◆ **Exercise aim**
Copy out, from the entries below, each line holding the string "post".

--- begin Source data ---

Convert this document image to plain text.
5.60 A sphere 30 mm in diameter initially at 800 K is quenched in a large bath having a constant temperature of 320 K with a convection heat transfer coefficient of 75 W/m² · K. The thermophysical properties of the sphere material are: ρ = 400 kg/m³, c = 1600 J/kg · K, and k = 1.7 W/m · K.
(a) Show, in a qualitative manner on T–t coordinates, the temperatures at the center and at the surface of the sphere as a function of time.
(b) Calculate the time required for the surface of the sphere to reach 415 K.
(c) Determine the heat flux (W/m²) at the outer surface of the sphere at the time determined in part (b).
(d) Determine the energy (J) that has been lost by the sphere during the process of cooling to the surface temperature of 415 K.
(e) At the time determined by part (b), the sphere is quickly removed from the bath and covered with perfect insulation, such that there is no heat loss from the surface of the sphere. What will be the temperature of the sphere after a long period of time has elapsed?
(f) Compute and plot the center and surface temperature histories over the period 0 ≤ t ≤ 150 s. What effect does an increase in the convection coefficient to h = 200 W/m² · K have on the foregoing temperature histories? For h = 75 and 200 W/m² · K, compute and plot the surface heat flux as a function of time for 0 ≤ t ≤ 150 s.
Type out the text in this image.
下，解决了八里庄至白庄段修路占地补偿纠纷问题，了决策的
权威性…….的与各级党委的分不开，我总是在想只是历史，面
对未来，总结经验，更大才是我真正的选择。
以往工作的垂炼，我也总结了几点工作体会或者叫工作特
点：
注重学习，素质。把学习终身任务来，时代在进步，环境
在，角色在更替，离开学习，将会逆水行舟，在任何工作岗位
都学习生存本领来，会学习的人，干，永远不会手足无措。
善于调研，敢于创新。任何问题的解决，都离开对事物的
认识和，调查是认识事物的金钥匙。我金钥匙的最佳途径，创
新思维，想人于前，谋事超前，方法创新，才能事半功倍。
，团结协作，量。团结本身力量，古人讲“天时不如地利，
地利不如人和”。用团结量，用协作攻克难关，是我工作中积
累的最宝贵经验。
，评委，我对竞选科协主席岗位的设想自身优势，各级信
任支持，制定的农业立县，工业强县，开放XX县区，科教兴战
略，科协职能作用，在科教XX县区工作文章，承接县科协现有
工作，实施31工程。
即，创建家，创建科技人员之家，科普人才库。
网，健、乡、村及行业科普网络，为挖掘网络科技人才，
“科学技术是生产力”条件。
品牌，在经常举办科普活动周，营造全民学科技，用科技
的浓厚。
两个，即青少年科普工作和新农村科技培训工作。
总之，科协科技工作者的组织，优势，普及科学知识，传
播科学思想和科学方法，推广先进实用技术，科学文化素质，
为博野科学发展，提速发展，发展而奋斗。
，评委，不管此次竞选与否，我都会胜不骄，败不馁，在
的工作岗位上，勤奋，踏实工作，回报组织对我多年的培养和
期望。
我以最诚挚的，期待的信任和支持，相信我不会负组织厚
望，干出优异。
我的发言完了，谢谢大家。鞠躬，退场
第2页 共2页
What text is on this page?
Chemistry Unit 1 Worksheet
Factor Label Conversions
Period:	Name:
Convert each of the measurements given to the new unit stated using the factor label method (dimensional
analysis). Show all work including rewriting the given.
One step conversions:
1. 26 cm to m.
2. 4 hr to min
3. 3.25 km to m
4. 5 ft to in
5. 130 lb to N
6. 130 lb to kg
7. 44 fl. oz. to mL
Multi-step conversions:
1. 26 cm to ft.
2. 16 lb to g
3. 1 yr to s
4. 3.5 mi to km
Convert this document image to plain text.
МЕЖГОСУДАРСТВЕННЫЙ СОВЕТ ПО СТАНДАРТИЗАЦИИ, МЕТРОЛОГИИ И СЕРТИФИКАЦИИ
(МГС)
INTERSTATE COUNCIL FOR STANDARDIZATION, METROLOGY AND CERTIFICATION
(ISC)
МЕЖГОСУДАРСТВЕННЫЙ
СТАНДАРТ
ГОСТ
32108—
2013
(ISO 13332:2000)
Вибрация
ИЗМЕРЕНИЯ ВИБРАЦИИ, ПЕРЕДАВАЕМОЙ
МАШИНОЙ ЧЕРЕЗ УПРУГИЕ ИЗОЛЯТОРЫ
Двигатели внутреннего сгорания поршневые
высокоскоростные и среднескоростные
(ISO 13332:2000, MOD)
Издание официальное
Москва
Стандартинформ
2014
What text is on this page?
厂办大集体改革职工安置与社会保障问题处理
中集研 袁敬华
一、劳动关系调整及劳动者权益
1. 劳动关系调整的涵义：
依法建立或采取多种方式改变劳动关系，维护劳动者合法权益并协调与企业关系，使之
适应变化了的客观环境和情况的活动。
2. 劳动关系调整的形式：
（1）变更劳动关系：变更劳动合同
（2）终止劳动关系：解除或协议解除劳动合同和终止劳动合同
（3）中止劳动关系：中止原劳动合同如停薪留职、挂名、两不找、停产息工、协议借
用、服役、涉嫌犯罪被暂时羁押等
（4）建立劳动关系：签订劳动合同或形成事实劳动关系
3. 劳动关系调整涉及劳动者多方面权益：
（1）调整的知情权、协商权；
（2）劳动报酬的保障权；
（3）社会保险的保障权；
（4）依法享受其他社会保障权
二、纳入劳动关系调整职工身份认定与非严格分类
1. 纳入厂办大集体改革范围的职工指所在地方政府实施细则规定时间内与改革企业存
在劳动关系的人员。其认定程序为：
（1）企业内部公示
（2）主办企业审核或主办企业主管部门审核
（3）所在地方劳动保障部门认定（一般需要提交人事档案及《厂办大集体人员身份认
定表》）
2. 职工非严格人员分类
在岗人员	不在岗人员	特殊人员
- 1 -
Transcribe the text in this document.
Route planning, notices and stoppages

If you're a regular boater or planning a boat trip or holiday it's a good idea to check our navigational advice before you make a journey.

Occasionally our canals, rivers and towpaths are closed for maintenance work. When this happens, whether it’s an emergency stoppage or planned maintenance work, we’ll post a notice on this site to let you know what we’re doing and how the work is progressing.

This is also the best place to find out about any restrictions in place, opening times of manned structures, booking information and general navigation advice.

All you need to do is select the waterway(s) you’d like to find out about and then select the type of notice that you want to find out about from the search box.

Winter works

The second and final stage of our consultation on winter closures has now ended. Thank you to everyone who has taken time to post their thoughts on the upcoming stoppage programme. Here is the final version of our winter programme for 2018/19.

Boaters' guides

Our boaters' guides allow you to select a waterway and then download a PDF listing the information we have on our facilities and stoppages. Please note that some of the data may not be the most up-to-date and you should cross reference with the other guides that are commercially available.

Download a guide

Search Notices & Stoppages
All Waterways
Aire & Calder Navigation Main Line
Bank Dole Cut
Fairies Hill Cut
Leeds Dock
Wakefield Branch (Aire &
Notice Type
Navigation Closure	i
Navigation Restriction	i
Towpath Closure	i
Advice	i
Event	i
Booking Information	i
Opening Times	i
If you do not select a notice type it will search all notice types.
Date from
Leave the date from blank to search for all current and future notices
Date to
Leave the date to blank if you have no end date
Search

--- end Source data ---

◆ **Response below**
Occasionally our canals, rivers and towpaths are closed for maintenance work. When this happens, whether it’s an emergency stoppage or planned maintenance work, we’ll post a notice on this site to let you know what we’re doing and how the work is progressing.
The second and final stage of our consultation on winter closures has now ended. Thank you to everyone who has taken time to post their thoughts on the upcoming stoppage programme. Here is the final version of our winter programme for 2018/19.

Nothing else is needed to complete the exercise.